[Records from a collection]
——————————

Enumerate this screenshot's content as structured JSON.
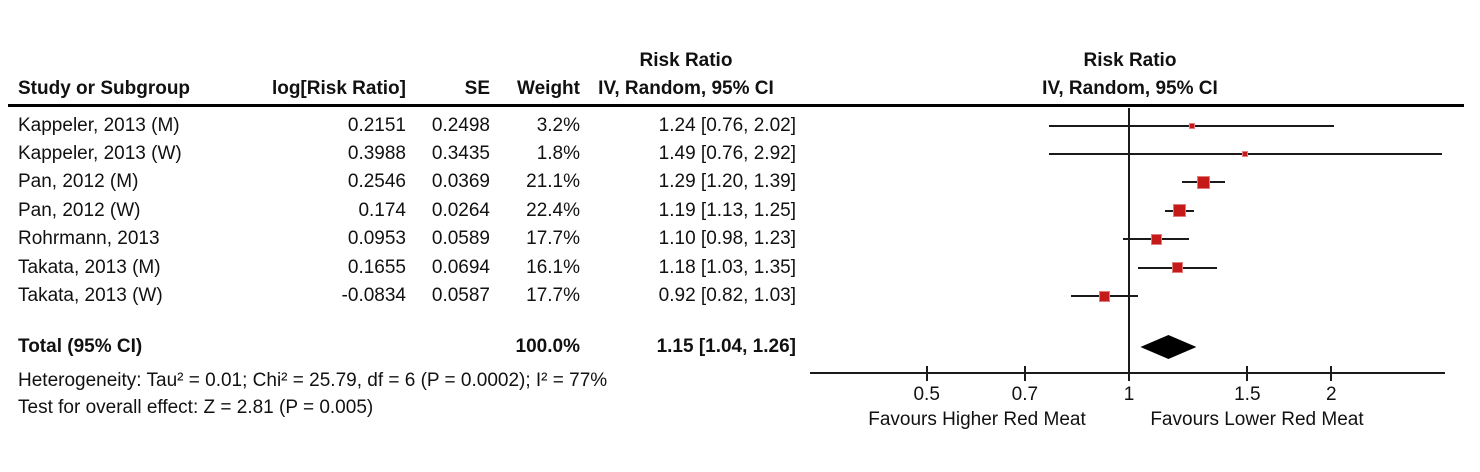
{
  "header": {
    "col_study": "Study or Subgroup",
    "col_log_rr": "log[Risk Ratio]",
    "col_se": "SE",
    "col_weight": "Weight",
    "col_rr_line1": "Risk Ratio",
    "col_rr_line2": "IV, Random, 95% CI",
    "plot_line1": "Risk Ratio",
    "plot_line2": "IV, Random, 95% CI"
  },
  "total": {
    "label": "Total (95% CI)",
    "weight": "100.0%",
    "rr_text": "1.15 [1.04, 1.26]"
  },
  "footnotes": {
    "heterogeneity": "Heterogeneity: Tau² = 0.01; Chi² = 25.79, df = 6 (P = 0.0002); I² = 77%",
    "overall_effect": "Test for overall effect: Z = 2.81 (P = 0.005)"
  },
  "chart_data": {
    "type": "forest",
    "scale": "log",
    "x_ticks": [
      0.5,
      0.7,
      1,
      1.5,
      2
    ],
    "x_tick_labels": [
      "0.5",
      "0.7",
      "1",
      "1.5",
      "2"
    ],
    "null_value": 1,
    "x_range_drawn": [
      0.34,
      2.95
    ],
    "favours_left": "Favours Higher Red Meat",
    "favours_right": "Favours Lower Red Meat",
    "marker_color": "#c41a1a",
    "marker_border_color": "#e37c7c",
    "diamond_color": "#000000",
    "points": [
      {
        "label": "Kappeler, 2013 (M)",
        "log_rr": "0.2151",
        "se": "0.2498",
        "weight_text": "3.2%",
        "weight": 3.2,
        "rr_text": "1.24 [0.76, 2.02]",
        "rr": 1.24,
        "ci_low": 0.76,
        "ci_high": 2.02
      },
      {
        "label": "Kappeler, 2013 (W)",
        "log_rr": "0.3988",
        "se": "0.3435",
        "weight_text": "1.8%",
        "weight": 1.8,
        "rr_text": "1.49 [0.76, 2.92]",
        "rr": 1.49,
        "ci_low": 0.76,
        "ci_high": 2.92
      },
      {
        "label": "Pan, 2012 (M)",
        "log_rr": "0.2546",
        "se": "0.0369",
        "weight_text": "21.1%",
        "weight": 21.1,
        "rr_text": "1.29 [1.20, 1.39]",
        "rr": 1.29,
        "ci_low": 1.2,
        "ci_high": 1.39
      },
      {
        "label": "Pan, 2012 (W)",
        "log_rr": "0.174",
        "se": "0.0264",
        "weight_text": "22.4%",
        "weight": 22.4,
        "rr_text": "1.19 [1.13, 1.25]",
        "rr": 1.19,
        "ci_low": 1.13,
        "ci_high": 1.25
      },
      {
        "label": "Rohrmann, 2013",
        "log_rr": "0.0953",
        "se": "0.0589",
        "weight_text": "17.7%",
        "weight": 17.7,
        "rr_text": "1.10 [0.98, 1.23]",
        "rr": 1.1,
        "ci_low": 0.98,
        "ci_high": 1.23
      },
      {
        "label": "Takata, 2013 (M)",
        "log_rr": "0.1655",
        "se": "0.0694",
        "weight_text": "16.1%",
        "weight": 16.1,
        "rr_text": "1.18 [1.03, 1.35]",
        "rr": 1.18,
        "ci_low": 1.03,
        "ci_high": 1.35
      },
      {
        "label": "Takata, 2013 (W)",
        "log_rr": "-0.0834",
        "se": "0.0587",
        "weight_text": "17.7%",
        "weight": 17.7,
        "rr_text": "0.92 [0.82, 1.03]",
        "rr": 0.92,
        "ci_low": 0.82,
        "ci_high": 1.03
      }
    ],
    "diamond": {
      "rr": 1.15,
      "ci_low": 1.04,
      "ci_high": 1.26
    }
  }
}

——————————

INSTRUCTIONS TO FOLLOW = Set the listing down in full and exactly. Pictures within it should not appear in the copy.

TASK OUTPUT =
Enumerate this screenshot's content as structured JSON.
{
  "header": {
    "col_study": "Study or Subgroup",
    "col_log_rr": "log[Risk Ratio]",
    "col_se": "SE",
    "col_weight": "Weight",
    "col_rr_line1": "Risk Ratio",
    "col_rr_line2": "IV, Random, 95% CI",
    "plot_line1": "Risk Ratio",
    "plot_line2": "IV, Random, 95% CI"
  },
  "total": {
    "label": "Total (95% CI)",
    "weight": "100.0%",
    "rr_text": "1.15 [1.04, 1.26]"
  },
  "footnotes": {
    "heterogeneity": "Heterogeneity: Tau² = 0.01; Chi² = 25.79, df = 6 (P = 0.0002); I² = 77%",
    "overall_effect": "Test for overall effect: Z = 2.81 (P = 0.005)"
  },
  "chart_data": {
    "type": "forest",
    "scale": "log",
    "x_ticks": [
      0.5,
      0.7,
      1,
      1.5,
      2
    ],
    "x_tick_labels": [
      "0.5",
      "0.7",
      "1",
      "1.5",
      "2"
    ],
    "null_value": 1,
    "x_range_drawn": [
      0.34,
      2.95
    ],
    "favours_left": "Favours Higher Red Meat",
    "favours_right": "Favours Lower Red Meat",
    "marker_color": "#c41a1a",
    "marker_border_color": "#e37c7c",
    "diamond_color": "#000000",
    "points": [
      {
        "label": "Kappeler, 2013 (M)",
        "log_rr": "0.2151",
        "se": "0.2498",
        "weight_text": "3.2%",
        "weight": 3.2,
        "rr_text": "1.24 [0.76, 2.02]",
        "rr": 1.24,
        "ci_low": 0.76,
        "ci_high": 2.02
      },
      {
        "label": "Kappeler, 2013 (W)",
        "log_rr": "0.3988",
        "se": "0.3435",
        "weight_text": "1.8%",
        "weight": 1.8,
        "rr_text": "1.49 [0.76, 2.92]",
        "rr": 1.49,
        "ci_low": 0.76,
        "ci_high": 2.92
      },
      {
        "label": "Pan, 2012 (M)",
        "log_rr": "0.2546",
        "se": "0.0369",
        "weight_text": "21.1%",
        "weight": 21.1,
        "rr_text": "1.29 [1.20, 1.39]",
        "rr": 1.29,
        "ci_low": 1.2,
        "ci_high": 1.39
      },
      {
        "label": "Pan, 2012 (W)",
        "log_rr": "0.174",
        "se": "0.0264",
        "weight_text": "22.4%",
        "weight": 22.4,
        "rr_text": "1.19 [1.13, 1.25]",
        "rr": 1.19,
        "ci_low": 1.13,
        "ci_high": 1.25
      },
      {
        "label": "Rohrmann, 2013",
        "log_rr": "0.0953",
        "se": "0.0589",
        "weight_text": "17.7%",
        "weight": 17.7,
        "rr_text": "1.10 [0.98, 1.23]",
        "rr": 1.1,
        "ci_low": 0.98,
        "ci_high": 1.23
      },
      {
        "label": "Takata, 2013 (M)",
        "log_rr": "0.1655",
        "se": "0.0694",
        "weight_text": "16.1%",
        "weight": 16.1,
        "rr_text": "1.18 [1.03, 1.35]",
        "rr": 1.18,
        "ci_low": 1.03,
        "ci_high": 1.35
      },
      {
        "label": "Takata, 2013 (W)",
        "log_rr": "-0.0834",
        "se": "0.0587",
        "weight_text": "17.7%",
        "weight": 17.7,
        "rr_text": "0.92 [0.82, 1.03]",
        "rr": 0.92,
        "ci_low": 0.82,
        "ci_high": 1.03
      }
    ],
    "diamond": {
      "rr": 1.15,
      "ci_low": 1.04,
      "ci_high": 1.26
    }
  }
}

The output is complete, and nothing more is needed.